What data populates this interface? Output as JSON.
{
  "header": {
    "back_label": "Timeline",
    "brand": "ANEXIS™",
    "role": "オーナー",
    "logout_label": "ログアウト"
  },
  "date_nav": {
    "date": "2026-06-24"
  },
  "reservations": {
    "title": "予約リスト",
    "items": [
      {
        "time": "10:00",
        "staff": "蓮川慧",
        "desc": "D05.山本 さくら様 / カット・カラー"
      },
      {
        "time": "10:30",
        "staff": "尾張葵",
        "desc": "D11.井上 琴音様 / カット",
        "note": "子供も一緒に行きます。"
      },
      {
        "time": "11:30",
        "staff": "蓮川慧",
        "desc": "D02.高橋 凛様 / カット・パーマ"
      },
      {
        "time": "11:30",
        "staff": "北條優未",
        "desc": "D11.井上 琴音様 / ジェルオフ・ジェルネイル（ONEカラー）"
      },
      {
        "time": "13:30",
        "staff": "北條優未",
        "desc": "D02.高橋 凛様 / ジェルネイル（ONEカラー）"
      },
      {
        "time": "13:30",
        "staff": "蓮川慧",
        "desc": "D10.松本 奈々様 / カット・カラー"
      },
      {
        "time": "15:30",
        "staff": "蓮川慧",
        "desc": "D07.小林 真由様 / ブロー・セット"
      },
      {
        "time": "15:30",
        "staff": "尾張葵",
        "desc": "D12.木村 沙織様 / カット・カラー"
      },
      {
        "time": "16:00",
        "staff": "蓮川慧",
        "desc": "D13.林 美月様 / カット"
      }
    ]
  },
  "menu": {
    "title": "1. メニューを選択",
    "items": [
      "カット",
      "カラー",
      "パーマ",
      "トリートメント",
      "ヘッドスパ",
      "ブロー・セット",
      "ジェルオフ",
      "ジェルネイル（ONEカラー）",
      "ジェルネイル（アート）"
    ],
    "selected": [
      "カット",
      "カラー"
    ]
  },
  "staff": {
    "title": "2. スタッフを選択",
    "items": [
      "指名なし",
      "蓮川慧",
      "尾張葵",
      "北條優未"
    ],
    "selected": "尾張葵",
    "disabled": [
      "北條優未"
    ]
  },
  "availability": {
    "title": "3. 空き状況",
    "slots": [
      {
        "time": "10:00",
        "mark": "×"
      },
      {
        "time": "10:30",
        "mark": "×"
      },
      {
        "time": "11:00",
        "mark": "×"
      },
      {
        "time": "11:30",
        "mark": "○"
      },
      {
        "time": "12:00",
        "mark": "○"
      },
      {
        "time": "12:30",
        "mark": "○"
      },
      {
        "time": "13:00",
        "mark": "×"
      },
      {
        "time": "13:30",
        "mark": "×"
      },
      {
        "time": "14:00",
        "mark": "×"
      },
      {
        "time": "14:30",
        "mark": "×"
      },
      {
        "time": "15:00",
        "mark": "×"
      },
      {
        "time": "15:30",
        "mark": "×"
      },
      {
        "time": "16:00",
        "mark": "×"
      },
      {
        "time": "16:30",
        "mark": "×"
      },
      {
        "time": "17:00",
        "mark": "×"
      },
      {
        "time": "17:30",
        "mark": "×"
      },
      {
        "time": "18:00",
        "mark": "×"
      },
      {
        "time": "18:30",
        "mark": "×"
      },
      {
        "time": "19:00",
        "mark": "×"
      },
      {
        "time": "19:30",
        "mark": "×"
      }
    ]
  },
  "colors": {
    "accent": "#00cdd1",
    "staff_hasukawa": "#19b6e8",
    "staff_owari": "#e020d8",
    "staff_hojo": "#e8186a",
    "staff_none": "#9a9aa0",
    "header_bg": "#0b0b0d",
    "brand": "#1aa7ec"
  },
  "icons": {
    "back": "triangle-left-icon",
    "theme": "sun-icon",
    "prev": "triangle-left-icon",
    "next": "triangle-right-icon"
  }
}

•••

Find all lines where the word "ONEカラー" appears. Copy them.

        "desc": "D11.井上 琴音様 / ジェルオフ・ジェルネイル（ONEカラー）"
        "desc": "D02.高橋 凛様 / ジェルネイル（ONEカラー）"
      "ジェルネイル（ONEカラー）",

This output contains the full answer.